Collected data entries:
───
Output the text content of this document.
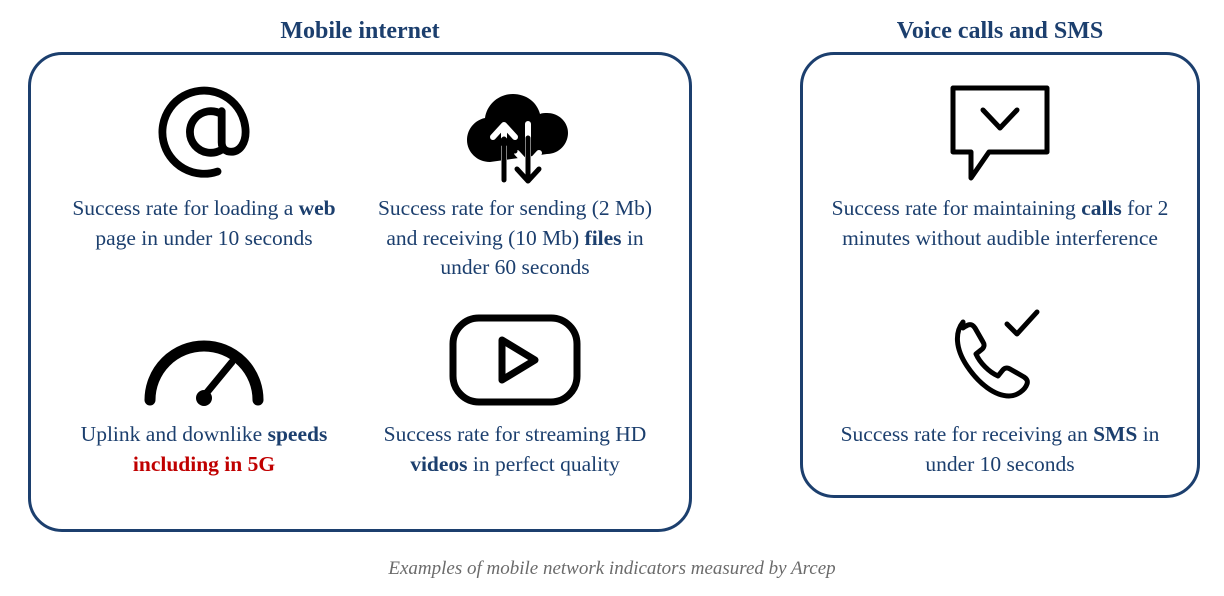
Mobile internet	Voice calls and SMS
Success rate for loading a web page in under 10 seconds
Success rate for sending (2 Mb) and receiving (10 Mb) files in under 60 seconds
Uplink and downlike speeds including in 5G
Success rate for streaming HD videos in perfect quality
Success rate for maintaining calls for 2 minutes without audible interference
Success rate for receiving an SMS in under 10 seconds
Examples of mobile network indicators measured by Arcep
───
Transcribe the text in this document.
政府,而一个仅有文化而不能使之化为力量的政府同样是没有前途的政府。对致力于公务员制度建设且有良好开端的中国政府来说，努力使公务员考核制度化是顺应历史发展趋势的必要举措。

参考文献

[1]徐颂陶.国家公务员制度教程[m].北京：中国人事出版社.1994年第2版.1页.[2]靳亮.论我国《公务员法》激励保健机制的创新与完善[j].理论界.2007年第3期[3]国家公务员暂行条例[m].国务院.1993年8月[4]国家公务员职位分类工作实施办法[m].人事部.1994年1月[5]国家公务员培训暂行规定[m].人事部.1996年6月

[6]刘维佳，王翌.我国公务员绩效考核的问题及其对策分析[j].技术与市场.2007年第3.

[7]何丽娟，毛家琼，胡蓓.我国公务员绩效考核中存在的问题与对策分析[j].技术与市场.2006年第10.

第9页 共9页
───
Copy out every line of the material above that mentions the word "under".

> **Answer in full**
Success rate for loading a web page in under 10 seconds
Success rate for sending (2 Mb) and receiving (10 Mb) files in under 60 seconds
Success rate for receiving an SMS in under 10 seconds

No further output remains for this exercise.